▼
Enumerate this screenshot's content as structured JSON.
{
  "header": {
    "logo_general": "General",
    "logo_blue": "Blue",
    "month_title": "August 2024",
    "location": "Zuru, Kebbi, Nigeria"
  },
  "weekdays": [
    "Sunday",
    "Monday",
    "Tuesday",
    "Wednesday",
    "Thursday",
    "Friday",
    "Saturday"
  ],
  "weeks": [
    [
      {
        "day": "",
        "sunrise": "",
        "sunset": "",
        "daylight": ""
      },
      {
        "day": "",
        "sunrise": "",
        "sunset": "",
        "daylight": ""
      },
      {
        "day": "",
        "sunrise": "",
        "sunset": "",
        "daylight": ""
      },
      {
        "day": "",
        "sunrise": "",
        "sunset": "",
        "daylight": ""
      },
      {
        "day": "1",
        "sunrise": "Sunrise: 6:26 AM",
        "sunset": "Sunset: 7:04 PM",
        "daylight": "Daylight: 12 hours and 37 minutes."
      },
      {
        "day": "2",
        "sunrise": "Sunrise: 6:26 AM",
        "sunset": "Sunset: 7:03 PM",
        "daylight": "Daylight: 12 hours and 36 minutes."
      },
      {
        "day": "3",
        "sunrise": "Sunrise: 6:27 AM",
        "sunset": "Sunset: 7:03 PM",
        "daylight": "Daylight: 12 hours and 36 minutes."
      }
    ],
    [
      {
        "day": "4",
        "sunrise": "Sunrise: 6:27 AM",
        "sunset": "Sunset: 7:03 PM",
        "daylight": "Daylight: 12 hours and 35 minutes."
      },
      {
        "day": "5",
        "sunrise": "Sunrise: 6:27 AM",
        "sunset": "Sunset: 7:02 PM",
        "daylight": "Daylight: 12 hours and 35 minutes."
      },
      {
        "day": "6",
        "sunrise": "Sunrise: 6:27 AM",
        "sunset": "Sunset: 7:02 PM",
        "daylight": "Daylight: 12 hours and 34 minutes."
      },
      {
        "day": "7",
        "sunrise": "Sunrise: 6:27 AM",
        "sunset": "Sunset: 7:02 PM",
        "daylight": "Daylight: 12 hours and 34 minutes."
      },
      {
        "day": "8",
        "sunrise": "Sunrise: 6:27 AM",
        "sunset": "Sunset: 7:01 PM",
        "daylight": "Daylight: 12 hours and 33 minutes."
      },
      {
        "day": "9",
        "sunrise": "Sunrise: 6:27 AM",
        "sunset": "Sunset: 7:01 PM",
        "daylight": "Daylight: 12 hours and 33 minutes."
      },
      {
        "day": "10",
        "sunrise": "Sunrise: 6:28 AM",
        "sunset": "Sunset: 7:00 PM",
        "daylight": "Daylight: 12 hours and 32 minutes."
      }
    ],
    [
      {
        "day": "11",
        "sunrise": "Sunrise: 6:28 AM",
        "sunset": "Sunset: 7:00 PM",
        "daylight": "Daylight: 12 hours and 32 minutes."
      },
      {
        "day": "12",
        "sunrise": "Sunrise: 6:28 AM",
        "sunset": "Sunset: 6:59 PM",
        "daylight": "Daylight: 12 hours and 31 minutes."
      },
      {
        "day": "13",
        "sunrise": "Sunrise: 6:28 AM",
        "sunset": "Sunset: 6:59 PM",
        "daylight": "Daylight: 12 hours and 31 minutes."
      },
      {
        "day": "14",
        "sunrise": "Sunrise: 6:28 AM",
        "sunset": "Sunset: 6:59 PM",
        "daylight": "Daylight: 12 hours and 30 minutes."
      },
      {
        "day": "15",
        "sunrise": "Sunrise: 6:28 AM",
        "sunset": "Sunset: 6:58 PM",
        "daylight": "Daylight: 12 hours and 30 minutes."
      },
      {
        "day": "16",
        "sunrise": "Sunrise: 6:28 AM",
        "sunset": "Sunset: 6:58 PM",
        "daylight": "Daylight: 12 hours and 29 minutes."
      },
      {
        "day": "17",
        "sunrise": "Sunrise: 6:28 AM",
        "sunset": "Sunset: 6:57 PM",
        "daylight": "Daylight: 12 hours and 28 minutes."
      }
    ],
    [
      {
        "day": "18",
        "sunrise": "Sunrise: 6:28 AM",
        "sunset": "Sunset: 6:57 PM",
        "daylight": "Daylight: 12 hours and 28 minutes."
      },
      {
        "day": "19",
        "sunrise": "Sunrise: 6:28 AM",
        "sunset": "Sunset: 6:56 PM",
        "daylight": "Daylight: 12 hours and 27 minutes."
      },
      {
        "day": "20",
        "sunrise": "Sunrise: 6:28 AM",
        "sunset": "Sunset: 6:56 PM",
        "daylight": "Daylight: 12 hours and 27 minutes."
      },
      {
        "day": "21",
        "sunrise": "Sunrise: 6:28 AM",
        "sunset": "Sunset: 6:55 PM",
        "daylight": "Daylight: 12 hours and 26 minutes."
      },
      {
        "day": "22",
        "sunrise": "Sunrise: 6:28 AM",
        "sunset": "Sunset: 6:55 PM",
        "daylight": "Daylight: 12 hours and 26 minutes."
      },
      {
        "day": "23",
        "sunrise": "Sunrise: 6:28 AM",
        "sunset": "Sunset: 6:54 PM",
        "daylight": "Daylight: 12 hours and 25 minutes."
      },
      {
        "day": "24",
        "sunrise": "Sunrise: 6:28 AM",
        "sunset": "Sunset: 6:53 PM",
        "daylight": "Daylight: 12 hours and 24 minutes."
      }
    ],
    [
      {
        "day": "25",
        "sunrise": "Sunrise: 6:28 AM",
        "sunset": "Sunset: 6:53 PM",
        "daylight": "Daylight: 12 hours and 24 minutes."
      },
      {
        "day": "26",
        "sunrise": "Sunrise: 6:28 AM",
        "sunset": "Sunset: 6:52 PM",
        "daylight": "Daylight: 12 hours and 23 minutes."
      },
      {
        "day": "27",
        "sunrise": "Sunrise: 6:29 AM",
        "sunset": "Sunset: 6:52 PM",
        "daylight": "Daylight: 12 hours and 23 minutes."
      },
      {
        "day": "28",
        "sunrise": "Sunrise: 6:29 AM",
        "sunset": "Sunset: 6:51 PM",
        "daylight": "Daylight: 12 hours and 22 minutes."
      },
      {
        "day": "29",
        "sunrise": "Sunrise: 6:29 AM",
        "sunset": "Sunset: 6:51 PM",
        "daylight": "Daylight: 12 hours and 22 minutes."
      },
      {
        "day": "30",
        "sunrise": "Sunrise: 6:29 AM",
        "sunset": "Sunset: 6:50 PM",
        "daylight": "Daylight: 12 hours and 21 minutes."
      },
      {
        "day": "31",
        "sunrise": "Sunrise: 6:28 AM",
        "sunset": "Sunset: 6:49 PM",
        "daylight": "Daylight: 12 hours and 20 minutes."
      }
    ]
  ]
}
▲
* _Requirements_: Print every record exactly as it was given.

* _Result_:
Enumerate this screenshot's content as structured JSON.
{
  "header": {
    "logo_general": "General",
    "logo_blue": "Blue",
    "month_title": "August 2024",
    "location": "Zuru, Kebbi, Nigeria"
  },
  "weekdays": [
    "Sunday",
    "Monday",
    "Tuesday",
    "Wednesday",
    "Thursday",
    "Friday",
    "Saturday"
  ],
  "weeks": [
    [
      {
        "day": "",
        "sunrise": "",
        "sunset": "",
        "daylight": ""
      },
      {
        "day": "",
        "sunrise": "",
        "sunset": "",
        "daylight": ""
      },
      {
        "day": "",
        "sunrise": "",
        "sunset": "",
        "daylight": ""
      },
      {
        "day": "",
        "sunrise": "",
        "sunset": "",
        "daylight": ""
      },
      {
        "day": "1",
        "sunrise": "Sunrise: 6:26 AM",
        "sunset": "Sunset: 7:04 PM",
        "daylight": "Daylight: 12 hours and 37 minutes."
      },
      {
        "day": "2",
        "sunrise": "Sunrise: 6:26 AM",
        "sunset": "Sunset: 7:03 PM",
        "daylight": "Daylight: 12 hours and 36 minutes."
      },
      {
        "day": "3",
        "sunrise": "Sunrise: 6:27 AM",
        "sunset": "Sunset: 7:03 PM",
        "daylight": "Daylight: 12 hours and 36 minutes."
      }
    ],
    [
      {
        "day": "4",
        "sunrise": "Sunrise: 6:27 AM",
        "sunset": "Sunset: 7:03 PM",
        "daylight": "Daylight: 12 hours and 35 minutes."
      },
      {
        "day": "5",
        "sunrise": "Sunrise: 6:27 AM",
        "sunset": "Sunset: 7:02 PM",
        "daylight": "Daylight: 12 hours and 35 minutes."
      },
      {
        "day": "6",
        "sunrise": "Sunrise: 6:27 AM",
        "sunset": "Sunset: 7:02 PM",
        "daylight": "Daylight: 12 hours and 34 minutes."
      },
      {
        "day": "7",
        "sunrise": "Sunrise: 6:27 AM",
        "sunset": "Sunset: 7:02 PM",
        "daylight": "Daylight: 12 hours and 34 minutes."
      },
      {
        "day": "8",
        "sunrise": "Sunrise: 6:27 AM",
        "sunset": "Sunset: 7:01 PM",
        "daylight": "Daylight: 12 hours and 33 minutes."
      },
      {
        "day": "9",
        "sunrise": "Sunrise: 6:27 AM",
        "sunset": "Sunset: 7:01 PM",
        "daylight": "Daylight: 12 hours and 33 minutes."
      },
      {
        "day": "10",
        "sunrise": "Sunrise: 6:28 AM",
        "sunset": "Sunset: 7:00 PM",
        "daylight": "Daylight: 12 hours and 32 minutes."
      }
    ],
    [
      {
        "day": "11",
        "sunrise": "Sunrise: 6:28 AM",
        "sunset": "Sunset: 7:00 PM",
        "daylight": "Daylight: 12 hours and 32 minutes."
      },
      {
        "day": "12",
        "sunrise": "Sunrise: 6:28 AM",
        "sunset": "Sunset: 6:59 PM",
        "daylight": "Daylight: 12 hours and 31 minutes."
      },
      {
        "day": "13",
        "sunrise": "Sunrise: 6:28 AM",
        "sunset": "Sunset: 6:59 PM",
        "daylight": "Daylight: 12 hours and 31 minutes."
      },
      {
        "day": "14",
        "sunrise": "Sunrise: 6:28 AM",
        "sunset": "Sunset: 6:59 PM",
        "daylight": "Daylight: 12 hours and 30 minutes."
      },
      {
        "day": "15",
        "sunrise": "Sunrise: 6:28 AM",
        "sunset": "Sunset: 6:58 PM",
        "daylight": "Daylight: 12 hours and 30 minutes."
      },
      {
        "day": "16",
        "sunrise": "Sunrise: 6:28 AM",
        "sunset": "Sunset: 6:58 PM",
        "daylight": "Daylight: 12 hours and 29 minutes."
      },
      {
        "day": "17",
        "sunrise": "Sunrise: 6:28 AM",
        "sunset": "Sunset: 6:57 PM",
        "daylight": "Daylight: 12 hours and 28 minutes."
      }
    ],
    [
      {
        "day": "18",
        "sunrise": "Sunrise: 6:28 AM",
        "sunset": "Sunset: 6:57 PM",
        "daylight": "Daylight: 12 hours and 28 minutes."
      },
      {
        "day": "19",
        "sunrise": "Sunrise: 6:28 AM",
        "sunset": "Sunset: 6:56 PM",
        "daylight": "Daylight: 12 hours and 27 minutes."
      },
      {
        "day": "20",
        "sunrise": "Sunrise: 6:28 AM",
        "sunset": "Sunset: 6:56 PM",
        "daylight": "Daylight: 12 hours and 27 minutes."
      },
      {
        "day": "21",
        "sunrise": "Sunrise: 6:28 AM",
        "sunset": "Sunset: 6:55 PM",
        "daylight": "Daylight: 12 hours and 26 minutes."
      },
      {
        "day": "22",
        "sunrise": "Sunrise: 6:28 AM",
        "sunset": "Sunset: 6:55 PM",
        "daylight": "Daylight: 12 hours and 26 minutes."
      },
      {
        "day": "23",
        "sunrise": "Sunrise: 6:28 AM",
        "sunset": "Sunset: 6:54 PM",
        "daylight": "Daylight: 12 hours and 25 minutes."
      },
      {
        "day": "24",
        "sunrise": "Sunrise: 6:28 AM",
        "sunset": "Sunset: 6:53 PM",
        "daylight": "Daylight: 12 hours and 24 minutes."
      }
    ],
    [
      {
        "day": "25",
        "sunrise": "Sunrise: 6:28 AM",
        "sunset": "Sunset: 6:53 PM",
        "daylight": "Daylight: 12 hours and 24 minutes."
      },
      {
        "day": "26",
        "sunrise": "Sunrise: 6:28 AM",
        "sunset": "Sunset: 6:52 PM",
        "daylight": "Daylight: 12 hours and 23 minutes."
      },
      {
        "day": "27",
        "sunrise": "Sunrise: 6:29 AM",
        "sunset": "Sunset: 6:52 PM",
        "daylight": "Daylight: 12 hours and 23 minutes."
      },
      {
        "day": "28",
        "sunrise": "Sunrise: 6:29 AM",
        "sunset": "Sunset: 6:51 PM",
        "daylight": "Daylight: 12 hours and 22 minutes."
      },
      {
        "day": "29",
        "sunrise": "Sunrise: 6:29 AM",
        "sunset": "Sunset: 6:51 PM",
        "daylight": "Daylight: 12 hours and 22 minutes."
      },
      {
        "day": "30",
        "sunrise": "Sunrise: 6:29 AM",
        "sunset": "Sunset: 6:50 PM",
        "daylight": "Daylight: 12 hours and 21 minutes."
      },
      {
        "day": "31",
        "sunrise": "Sunrise: 6:28 AM",
        "sunset": "Sunset: 6:49 PM",
        "daylight": "Daylight: 12 hours and 20 minutes."
      }
    ]
  ]
}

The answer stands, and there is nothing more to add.